EXCERPTED DATA ->
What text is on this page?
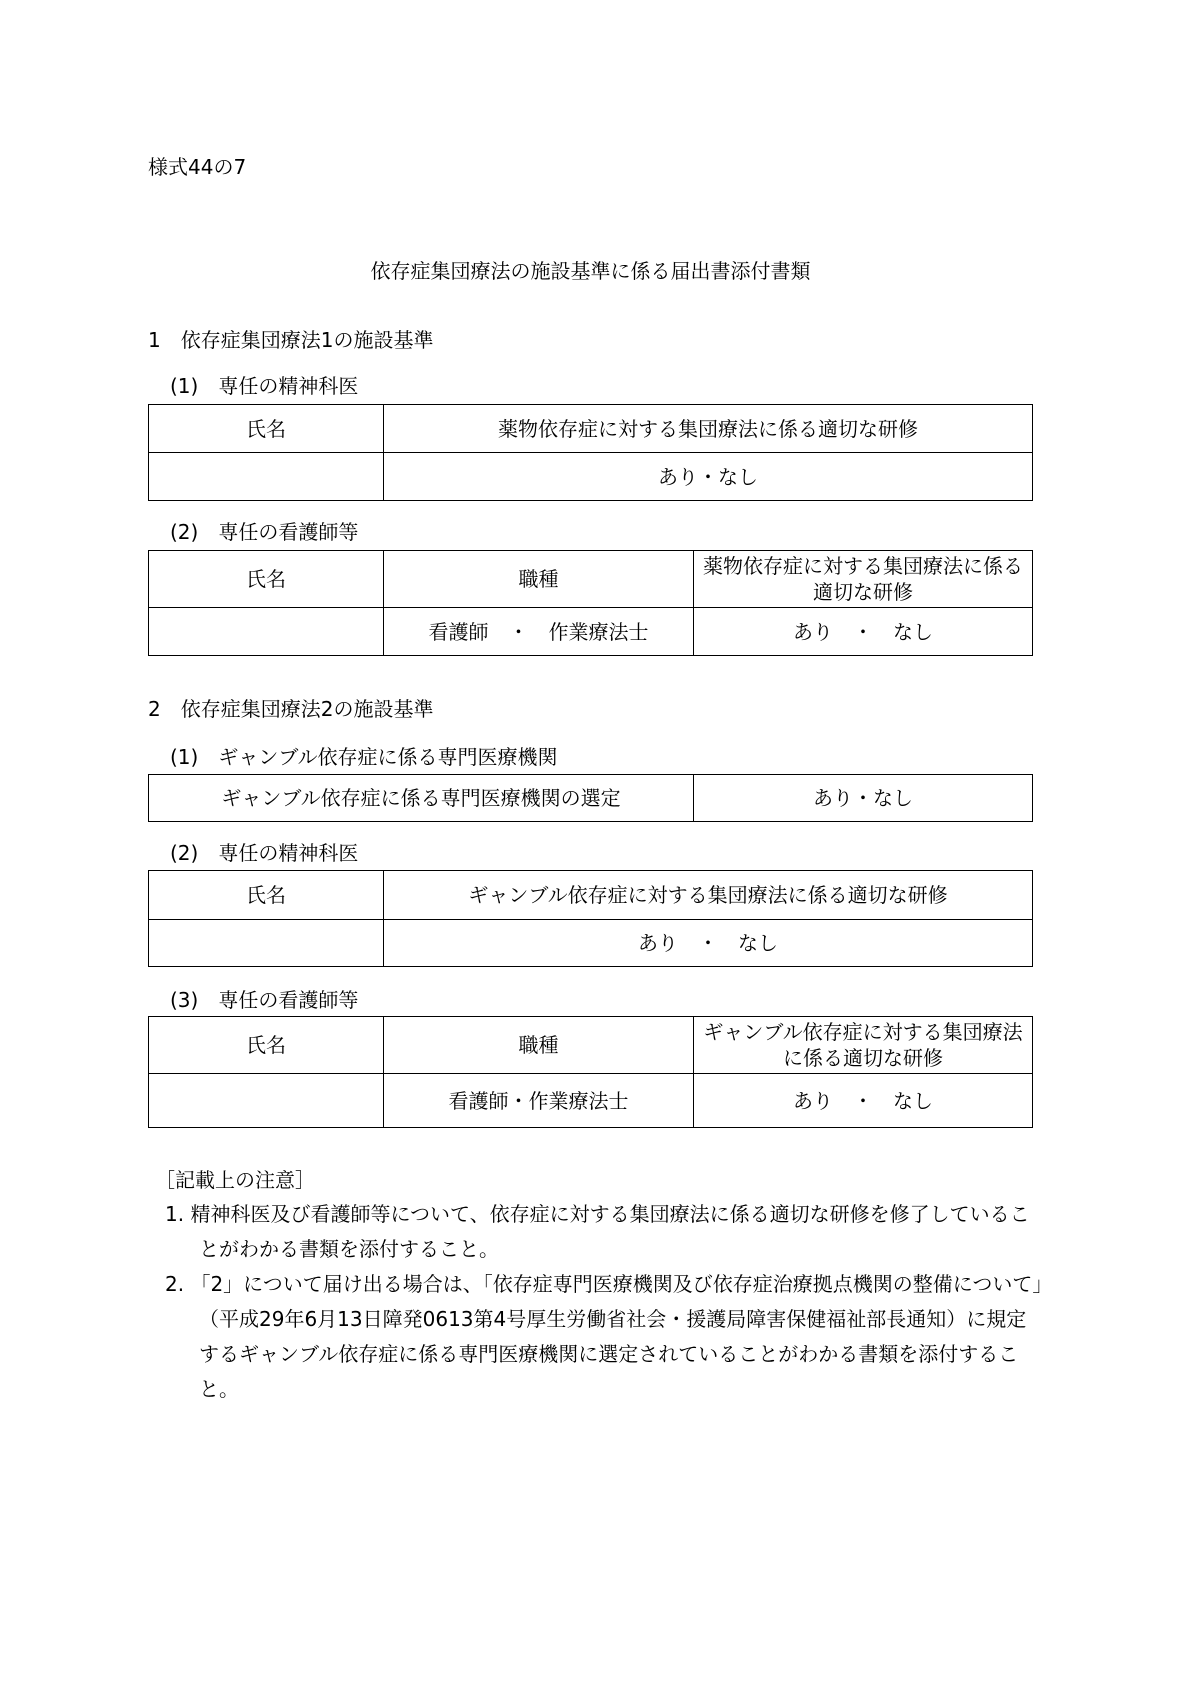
様式44の7
依存症集団療法の施設基準に係る届出書添付書類
1　依存症集団療法1の施設基準
(1)　専任の精神科医
氏名	薬物依存症に対する集団療法に係る適切な研修
	あり・なし
(2)　専任の看護師等
氏名	職種	薬物依存症に対する集団療法に係る適切な研修
	看護師　・　作業療法士	あり　・　なし
2　依存症集団療法2の施設基準
(1)　ギャンブル依存症に係る専門医療機関
ギャンブル依存症に係る専門医療機関の選定	あり・なし
(2)　専任の精神科医
氏名	ギャンブル依存症に対する集団療法に係る適切な研修
	あり　・　なし
(3)　専任の看護師等
氏名	職種	ギャンブル依存症に対する集団療法に係る適切な研修
	看護師・作業療法士	あり　・　なし
［記載上の注意］
1. 精神科医及び看護師等について、依存症に対する集団療法に係る適切な研修を修了していることがわかる書類を添付すること。
2. 「2」について届け出る場合は、「依存症専門医療機関及び依存症治療拠点機関の整備について」（平成29年6月13日障発0613第4号厚生労働省社会・援護局障害保健福祉部長通知）に規定するギャンブル依存症に係る専門医療機関に選定されていることがわかる書類を添付すること。
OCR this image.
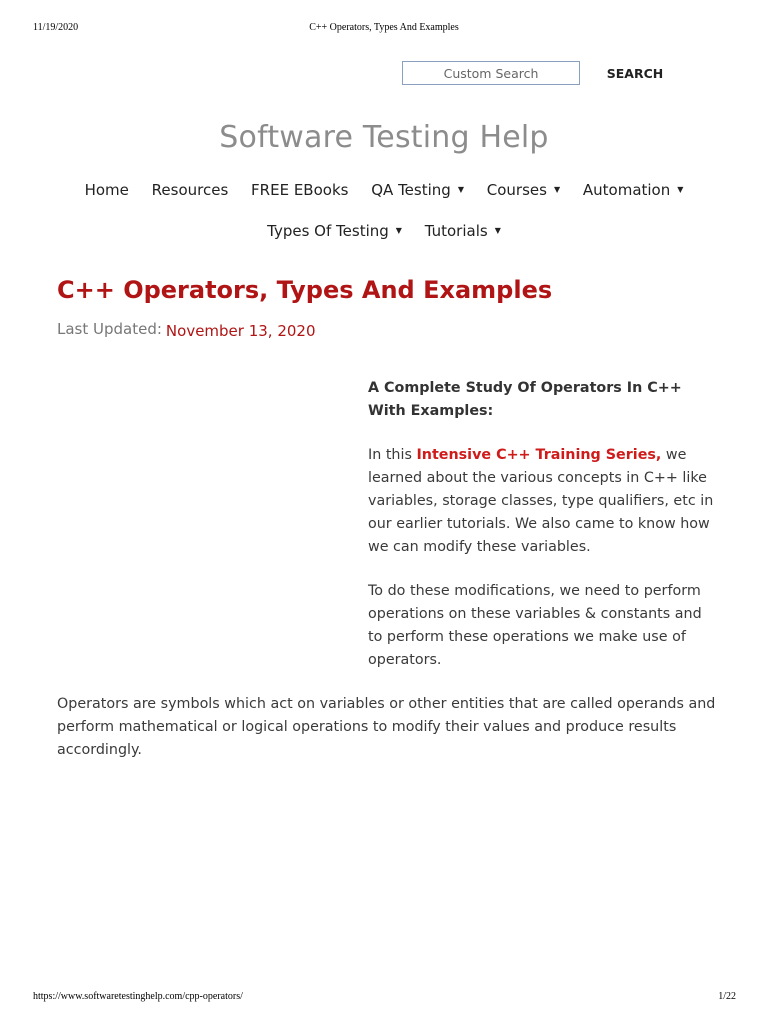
11/19/2020	C++ Operators, Types And Examples
Custom Search
SEARCH
Software Testing Help
Home Resources FREE EBooks QA Testing ▼ Courses ▼ Automation ▼
Types Of Testing ▼ Tutorials ▼
C++ Operators, Types And Examples
Last Updated: November 13, 2020

A Complete Study Of Operators In C++ With Examples:

In this Intensive C++ Training Series, we learned about the various concepts in C++ like variables, storage classes, type qualifiers, etc in our earlier tutorials. We also came to know how we can modify these variables.

To do these modifications, we need to perform operations on these variables & constants and to perform these operations we make use of operators.

Operators are symbols which act on variables or other entities that are called operands and perform mathematical or logical operations to modify their values and produce results accordingly.

https://www.softwaretestinghelp.com/cpp-operators/	1/22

WRITTEN REQUEST -> Collect the lines of the data that carry the word "operations".

SOLUTION TO THIS EXERCISE ->
To do these modifications, we need to perform operations on these variables & constants and to perform these operations we make use of operators.
Operators are symbols which act on variables or other entities that are called operands and perform mathematical or logical operations to modify their values and produce results accordingly.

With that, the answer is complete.